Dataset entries
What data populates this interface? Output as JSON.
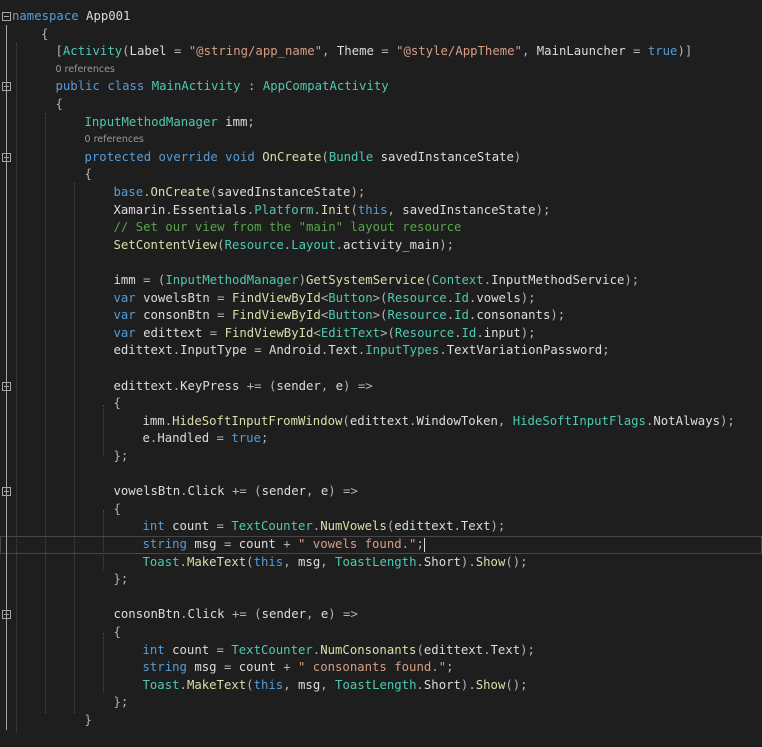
{
  "editor": {
    "lens_text": "0 references",
    "lines": [
      {
        "indent": 0,
        "lens": false,
        "fold": true,
        "tokens": [
          [
            "kw",
            "namespace"
          ],
          [
            "id",
            " App001"
          ]
        ]
      },
      {
        "indent": 1,
        "lens": false,
        "tokens": [
          [
            "pu",
            "{"
          ]
        ]
      },
      {
        "indent": 1.5,
        "lens": false,
        "tokens": [
          [
            "pu",
            "["
          ],
          [
            "ty",
            "Activity"
          ],
          [
            "pu",
            "("
          ],
          [
            "id",
            "Label "
          ],
          [
            "pu",
            "= "
          ],
          [
            "st",
            "\"@string/app_name\""
          ],
          [
            "pu",
            ", "
          ],
          [
            "id",
            "Theme "
          ],
          [
            "pu",
            "= "
          ],
          [
            "st",
            "\"@style/AppTheme\""
          ],
          [
            "pu",
            ", "
          ],
          [
            "id",
            "MainLauncher "
          ],
          [
            "pu",
            "= "
          ],
          [
            "kw",
            "true"
          ],
          [
            "pu",
            ")]"
          ]
        ]
      },
      {
        "indent": 1.5,
        "lens": true
      },
      {
        "indent": 1.5,
        "lens": false,
        "fold": true,
        "tokens": [
          [
            "kw",
            "public class "
          ],
          [
            "ty",
            "MainActivity"
          ],
          [
            "pu",
            " : "
          ],
          [
            "ty",
            "AppCompatActivity"
          ]
        ]
      },
      {
        "indent": 1.5,
        "lens": false,
        "tokens": [
          [
            "pu",
            "{"
          ]
        ]
      },
      {
        "indent": 2.5,
        "lens": false,
        "tokens": [
          [
            "ty",
            "InputMethodManager"
          ],
          [
            "id",
            " imm"
          ],
          [
            "pu",
            ";"
          ]
        ]
      },
      {
        "indent": 2.5,
        "lens": true
      },
      {
        "indent": 2.5,
        "lens": false,
        "fold": true,
        "tokens": [
          [
            "kw",
            "protected override void "
          ],
          [
            "fn",
            "OnCreate"
          ],
          [
            "pu",
            "("
          ],
          [
            "ty",
            "Bundle"
          ],
          [
            "id",
            " savedInstanceState"
          ],
          [
            "pu",
            ")"
          ]
        ]
      },
      {
        "indent": 2.5,
        "lens": false,
        "tokens": [
          [
            "pu",
            "{"
          ]
        ]
      },
      {
        "indent": 3.5,
        "lens": false,
        "tokens": [
          [
            "kw",
            "base"
          ],
          [
            "pu",
            "."
          ],
          [
            "fn",
            "OnCreate"
          ],
          [
            "pu",
            "("
          ],
          [
            "id",
            "savedInstanceState"
          ],
          [
            "pu",
            ");"
          ]
        ]
      },
      {
        "indent": 3.5,
        "lens": false,
        "tokens": [
          [
            "id",
            "Xamarin"
          ],
          [
            "pu",
            "."
          ],
          [
            "id",
            "Essentials"
          ],
          [
            "pu",
            "."
          ],
          [
            "ty",
            "Platform"
          ],
          [
            "pu",
            "."
          ],
          [
            "fn",
            "Init"
          ],
          [
            "pu",
            "("
          ],
          [
            "kw",
            "this"
          ],
          [
            "pu",
            ", "
          ],
          [
            "id",
            "savedInstanceState"
          ],
          [
            "pu",
            ");"
          ]
        ]
      },
      {
        "indent": 3.5,
        "lens": false,
        "tokens": [
          [
            "cm",
            "// Set our view from the \"main\" layout resource"
          ]
        ]
      },
      {
        "indent": 3.5,
        "lens": false,
        "tokens": [
          [
            "fn",
            "SetContentView"
          ],
          [
            "pu",
            "("
          ],
          [
            "ty",
            "Resource"
          ],
          [
            "pu",
            "."
          ],
          [
            "ty",
            "Layout"
          ],
          [
            "pu",
            "."
          ],
          [
            "id",
            "activity_main"
          ],
          [
            "pu",
            ");"
          ]
        ]
      },
      {
        "indent": 3.5,
        "lens": false,
        "tokens": []
      },
      {
        "indent": 3.5,
        "lens": false,
        "tokens": [
          [
            "id",
            "imm "
          ],
          [
            "pu",
            "= ("
          ],
          [
            "ty",
            "InputMethodManager"
          ],
          [
            "pu",
            ")"
          ],
          [
            "fn",
            "GetSystemService"
          ],
          [
            "pu",
            "("
          ],
          [
            "ty",
            "Context"
          ],
          [
            "pu",
            "."
          ],
          [
            "id",
            "InputMethodService"
          ],
          [
            "pu",
            ");"
          ]
        ]
      },
      {
        "indent": 3.5,
        "lens": false,
        "tokens": [
          [
            "kw",
            "var "
          ],
          [
            "id",
            "vowelsBtn "
          ],
          [
            "pu",
            "= "
          ],
          [
            "fn",
            "FindViewById"
          ],
          [
            "pu",
            "<"
          ],
          [
            "ty",
            "Button"
          ],
          [
            "pu",
            ">("
          ],
          [
            "ty",
            "Resource"
          ],
          [
            "pu",
            "."
          ],
          [
            "ty",
            "Id"
          ],
          [
            "pu",
            "."
          ],
          [
            "id",
            "vowels"
          ],
          [
            "pu",
            ");"
          ]
        ]
      },
      {
        "indent": 3.5,
        "lens": false,
        "tokens": [
          [
            "kw",
            "var "
          ],
          [
            "id",
            "consonBtn "
          ],
          [
            "pu",
            "= "
          ],
          [
            "fn",
            "FindViewById"
          ],
          [
            "pu",
            "<"
          ],
          [
            "ty",
            "Button"
          ],
          [
            "pu",
            ">("
          ],
          [
            "ty",
            "Resource"
          ],
          [
            "pu",
            "."
          ],
          [
            "ty",
            "Id"
          ],
          [
            "pu",
            "."
          ],
          [
            "id",
            "consonants"
          ],
          [
            "pu",
            ");"
          ]
        ]
      },
      {
        "indent": 3.5,
        "lens": false,
        "tokens": [
          [
            "kw",
            "var "
          ],
          [
            "id",
            "edittext "
          ],
          [
            "pu",
            "= "
          ],
          [
            "fn",
            "FindViewById"
          ],
          [
            "pu",
            "<"
          ],
          [
            "ty",
            "EditText"
          ],
          [
            "pu",
            ">("
          ],
          [
            "ty",
            "Resource"
          ],
          [
            "pu",
            "."
          ],
          [
            "ty",
            "Id"
          ],
          [
            "pu",
            "."
          ],
          [
            "id",
            "input"
          ],
          [
            "pu",
            ");"
          ]
        ]
      },
      {
        "indent": 3.5,
        "lens": false,
        "tokens": [
          [
            "id",
            "edittext"
          ],
          [
            "pu",
            "."
          ],
          [
            "id",
            "InputType "
          ],
          [
            "pu",
            "= "
          ],
          [
            "id",
            "Android"
          ],
          [
            "pu",
            "."
          ],
          [
            "id",
            "Text"
          ],
          [
            "pu",
            "."
          ],
          [
            "ty",
            "InputTypes"
          ],
          [
            "pu",
            "."
          ],
          [
            "id",
            "TextVariationPassword"
          ],
          [
            "pu",
            ";"
          ]
        ]
      },
      {
        "indent": 3.5,
        "lens": false,
        "tokens": []
      },
      {
        "indent": 3.5,
        "lens": false,
        "fold": true,
        "tokens": [
          [
            "id",
            "edittext"
          ],
          [
            "pu",
            "."
          ],
          [
            "id",
            "KeyPress "
          ],
          [
            "pu",
            "+= ("
          ],
          [
            "id",
            "sender"
          ],
          [
            "pu",
            ", "
          ],
          [
            "id",
            "e"
          ],
          [
            "pu",
            ") =>"
          ]
        ]
      },
      {
        "indent": 3.5,
        "lens": false,
        "tokens": [
          [
            "pu",
            "{"
          ]
        ]
      },
      {
        "indent": 4.5,
        "lens": false,
        "tokens": [
          [
            "id",
            "imm"
          ],
          [
            "pu",
            "."
          ],
          [
            "fn",
            "HideSoftInputFromWindow"
          ],
          [
            "pu",
            "("
          ],
          [
            "id",
            "edittext"
          ],
          [
            "pu",
            "."
          ],
          [
            "id",
            "WindowToken"
          ],
          [
            "pu",
            ", "
          ],
          [
            "ty",
            "HideSoftInputFlags"
          ],
          [
            "pu",
            "."
          ],
          [
            "id",
            "NotAlways"
          ],
          [
            "pu",
            ");"
          ]
        ]
      },
      {
        "indent": 4.5,
        "lens": false,
        "tokens": [
          [
            "id",
            "e"
          ],
          [
            "pu",
            "."
          ],
          [
            "id",
            "Handled "
          ],
          [
            "pu",
            "= "
          ],
          [
            "kw",
            "true"
          ],
          [
            "pu",
            ";"
          ]
        ]
      },
      {
        "indent": 3.5,
        "lens": false,
        "tokens": [
          [
            "pu",
            "};"
          ]
        ]
      },
      {
        "indent": 3.5,
        "lens": false,
        "tokens": []
      },
      {
        "indent": 3.5,
        "lens": false,
        "fold": true,
        "tokens": [
          [
            "id",
            "vowelsBtn"
          ],
          [
            "pu",
            "."
          ],
          [
            "id",
            "Click "
          ],
          [
            "pu",
            "+= ("
          ],
          [
            "id",
            "sender"
          ],
          [
            "pu",
            ", "
          ],
          [
            "id",
            "e"
          ],
          [
            "pu",
            ") =>"
          ]
        ]
      },
      {
        "indent": 3.5,
        "lens": false,
        "tokens": [
          [
            "pu",
            "{"
          ]
        ]
      },
      {
        "indent": 4.5,
        "lens": false,
        "tokens": [
          [
            "kw",
            "int "
          ],
          [
            "id",
            "count "
          ],
          [
            "pu",
            "= "
          ],
          [
            "ty",
            "TextCounter"
          ],
          [
            "pu",
            "."
          ],
          [
            "fn",
            "NumVowels"
          ],
          [
            "pu",
            "("
          ],
          [
            "id",
            "edittext"
          ],
          [
            "pu",
            "."
          ],
          [
            "id",
            "Text"
          ],
          [
            "pu",
            ");"
          ]
        ]
      },
      {
        "indent": 4.5,
        "lens": false,
        "current": true,
        "tokens": [
          [
            "kw",
            "string "
          ],
          [
            "id",
            "msg "
          ],
          [
            "pu",
            "= "
          ],
          [
            "id",
            "count "
          ],
          [
            "pu",
            "+ "
          ],
          [
            "st",
            "\" vowels found.\""
          ],
          [
            "pu",
            ";"
          ]
        ]
      },
      {
        "indent": 4.5,
        "lens": false,
        "tokens": [
          [
            "ty",
            "Toast"
          ],
          [
            "pu",
            "."
          ],
          [
            "fn",
            "MakeText"
          ],
          [
            "pu",
            "("
          ],
          [
            "kw",
            "this"
          ],
          [
            "pu",
            ", "
          ],
          [
            "id",
            "msg"
          ],
          [
            "pu",
            ", "
          ],
          [
            "ty",
            "ToastLength"
          ],
          [
            "pu",
            "."
          ],
          [
            "id",
            "Short"
          ],
          [
            "pu",
            ")."
          ],
          [
            "fn",
            "Show"
          ],
          [
            "pu",
            "();"
          ]
        ]
      },
      {
        "indent": 3.5,
        "lens": false,
        "tokens": [
          [
            "pu",
            "};"
          ]
        ]
      },
      {
        "indent": 3.5,
        "lens": false,
        "tokens": []
      },
      {
        "indent": 3.5,
        "lens": false,
        "fold": true,
        "tokens": [
          [
            "id",
            "consonBtn"
          ],
          [
            "pu",
            "."
          ],
          [
            "id",
            "Click "
          ],
          [
            "pu",
            "+= ("
          ],
          [
            "id",
            "sender"
          ],
          [
            "pu",
            ", "
          ],
          [
            "id",
            "e"
          ],
          [
            "pu",
            ") =>"
          ]
        ]
      },
      {
        "indent": 3.5,
        "lens": false,
        "tokens": [
          [
            "pu",
            "{"
          ]
        ]
      },
      {
        "indent": 4.5,
        "lens": false,
        "tokens": [
          [
            "kw",
            "int "
          ],
          [
            "id",
            "count "
          ],
          [
            "pu",
            "= "
          ],
          [
            "ty",
            "TextCounter"
          ],
          [
            "pu",
            "."
          ],
          [
            "fn",
            "NumConsonants"
          ],
          [
            "pu",
            "("
          ],
          [
            "id",
            "edittext"
          ],
          [
            "pu",
            "."
          ],
          [
            "id",
            "Text"
          ],
          [
            "pu",
            ");"
          ]
        ]
      },
      {
        "indent": 4.5,
        "lens": false,
        "tokens": [
          [
            "kw",
            "string "
          ],
          [
            "id",
            "msg "
          ],
          [
            "pu",
            "= "
          ],
          [
            "id",
            "count "
          ],
          [
            "pu",
            "+ "
          ],
          [
            "st",
            "\" consonants found.\""
          ],
          [
            "pu",
            ";"
          ]
        ]
      },
      {
        "indent": 4.5,
        "lens": false,
        "tokens": [
          [
            "ty",
            "Toast"
          ],
          [
            "pu",
            "."
          ],
          [
            "fn",
            "MakeText"
          ],
          [
            "pu",
            "("
          ],
          [
            "kw",
            "this"
          ],
          [
            "pu",
            ", "
          ],
          [
            "id",
            "msg"
          ],
          [
            "pu",
            ", "
          ],
          [
            "ty",
            "ToastLength"
          ],
          [
            "pu",
            "."
          ],
          [
            "id",
            "Short"
          ],
          [
            "pu",
            ")."
          ],
          [
            "fn",
            "Show"
          ],
          [
            "pu",
            "();"
          ]
        ]
      },
      {
        "indent": 3.5,
        "lens": false,
        "tokens": [
          [
            "pu",
            "};"
          ]
        ]
      },
      {
        "indent": 2.5,
        "lens": false,
        "tokens": [
          [
            "pu",
            "}"
          ]
        ]
      },
      {
        "indent": 1.5,
        "lens": false,
        "tokens": []
      }
    ]
  },
  "colors": {
    "background": "#1e1e1e",
    "keyword": "#569cd6",
    "type": "#4ec9b0",
    "method": "#dcdcaa",
    "string": "#d69d85",
    "comment": "#57a64a",
    "text": "#dcdcdc"
  }
}
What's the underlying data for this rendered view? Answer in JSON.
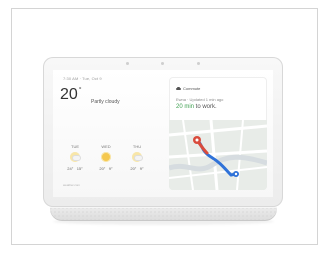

> **PROBLEM DETAILS**
Where a line of the data holds "JSON", show that line.

> **SOLUTION**
What data populates this interface? Output as JSON.
What's the underlying data for this rendered view? Answer in JSON.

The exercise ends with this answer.